WHAT YOU WILL DO> Give back the whole listing exactly as shown.

RECORDS SHOWN>

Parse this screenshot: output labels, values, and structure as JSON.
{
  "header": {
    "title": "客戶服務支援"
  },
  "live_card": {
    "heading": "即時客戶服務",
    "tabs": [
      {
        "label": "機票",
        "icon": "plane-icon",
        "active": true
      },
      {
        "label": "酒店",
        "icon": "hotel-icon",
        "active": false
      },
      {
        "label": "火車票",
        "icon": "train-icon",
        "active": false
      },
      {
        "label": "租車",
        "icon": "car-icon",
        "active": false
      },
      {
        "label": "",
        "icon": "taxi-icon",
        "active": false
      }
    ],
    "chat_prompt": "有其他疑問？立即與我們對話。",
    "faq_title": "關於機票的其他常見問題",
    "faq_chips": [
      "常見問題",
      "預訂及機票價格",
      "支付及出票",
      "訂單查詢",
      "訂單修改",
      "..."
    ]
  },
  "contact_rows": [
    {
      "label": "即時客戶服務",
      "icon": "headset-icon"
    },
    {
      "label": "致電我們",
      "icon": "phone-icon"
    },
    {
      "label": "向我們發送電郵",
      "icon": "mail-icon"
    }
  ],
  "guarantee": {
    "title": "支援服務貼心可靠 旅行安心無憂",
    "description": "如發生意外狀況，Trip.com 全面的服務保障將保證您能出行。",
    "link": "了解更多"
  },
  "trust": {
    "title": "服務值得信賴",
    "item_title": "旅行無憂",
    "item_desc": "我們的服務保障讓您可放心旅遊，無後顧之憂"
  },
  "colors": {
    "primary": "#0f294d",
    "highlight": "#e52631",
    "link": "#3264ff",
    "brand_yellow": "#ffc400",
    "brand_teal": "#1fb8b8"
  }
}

RESULT OF THE TASK>
Parse this screenshot: output labels, values, and structure as JSON.
{
  "header": {
    "title": "客戶服務支援"
  },
  "live_card": {
    "heading": "即時客戶服務",
    "tabs": [
      {
        "label": "機票",
        "icon": "plane-icon",
        "active": true
      },
      {
        "label": "酒店",
        "icon": "hotel-icon",
        "active": false
      },
      {
        "label": "火車票",
        "icon": "train-icon",
        "active": false
      },
      {
        "label": "租車",
        "icon": "car-icon",
        "active": false
      },
      {
        "label": "",
        "icon": "taxi-icon",
        "active": false
      }
    ],
    "chat_prompt": "有其他疑問？立即與我們對話。",
    "faq_title": "關於機票的其他常見問題",
    "faq_chips": [
      "常見問題",
      "預訂及機票價格",
      "支付及出票",
      "訂單查詢",
      "訂單修改",
      "..."
    ]
  },
  "contact_rows": [
    {
      "label": "即時客戶服務",
      "icon": "headset-icon"
    },
    {
      "label": "致電我們",
      "icon": "phone-icon"
    },
    {
      "label": "向我們發送電郵",
      "icon": "mail-icon"
    }
  ],
  "guarantee": {
    "title": "支援服務貼心可靠 旅行安心無憂",
    "description": "如發生意外狀況，Trip.com 全面的服務保障將保證您能出行。",
    "link": "了解更多"
  },
  "trust": {
    "title": "服務值得信賴",
    "item_title": "旅行無憂",
    "item_desc": "我們的服務保障讓您可放心旅遊，無後顧之憂"
  },
  "colors": {
    "primary": "#0f294d",
    "highlight": "#e52631",
    "link": "#3264ff",
    "brand_yellow": "#ffc400",
    "brand_teal": "#1fb8b8"
  }
}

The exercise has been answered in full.